**Written task**
Which lines hold the string "Mesure"? Copy every one of them.

————————

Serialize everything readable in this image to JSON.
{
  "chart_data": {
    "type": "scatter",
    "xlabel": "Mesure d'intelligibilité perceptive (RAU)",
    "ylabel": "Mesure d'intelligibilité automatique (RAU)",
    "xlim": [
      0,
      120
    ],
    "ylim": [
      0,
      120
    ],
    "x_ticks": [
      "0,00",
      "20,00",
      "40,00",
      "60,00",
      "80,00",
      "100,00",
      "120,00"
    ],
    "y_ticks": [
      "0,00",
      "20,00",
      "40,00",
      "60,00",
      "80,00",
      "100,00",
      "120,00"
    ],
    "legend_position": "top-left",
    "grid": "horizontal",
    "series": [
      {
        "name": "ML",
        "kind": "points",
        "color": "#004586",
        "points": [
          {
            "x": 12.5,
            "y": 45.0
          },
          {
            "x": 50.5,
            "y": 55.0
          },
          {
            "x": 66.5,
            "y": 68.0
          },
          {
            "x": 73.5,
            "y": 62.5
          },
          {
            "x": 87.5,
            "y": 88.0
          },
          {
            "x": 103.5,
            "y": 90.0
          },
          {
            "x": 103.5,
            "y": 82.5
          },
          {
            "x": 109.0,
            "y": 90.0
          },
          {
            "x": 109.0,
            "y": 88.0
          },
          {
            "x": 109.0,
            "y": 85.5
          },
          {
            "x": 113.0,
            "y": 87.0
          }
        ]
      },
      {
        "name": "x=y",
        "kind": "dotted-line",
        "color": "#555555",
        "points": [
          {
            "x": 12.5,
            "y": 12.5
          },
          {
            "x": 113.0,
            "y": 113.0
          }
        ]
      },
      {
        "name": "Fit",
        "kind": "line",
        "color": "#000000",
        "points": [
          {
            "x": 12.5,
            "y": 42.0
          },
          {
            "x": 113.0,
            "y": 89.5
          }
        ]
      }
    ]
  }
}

————————

**Solution below**
    "xlabel": "Mesure d'intelligibilité perceptive (RAU)",
    "ylabel": "Mesure d'intelligibilité automatique (RAU)",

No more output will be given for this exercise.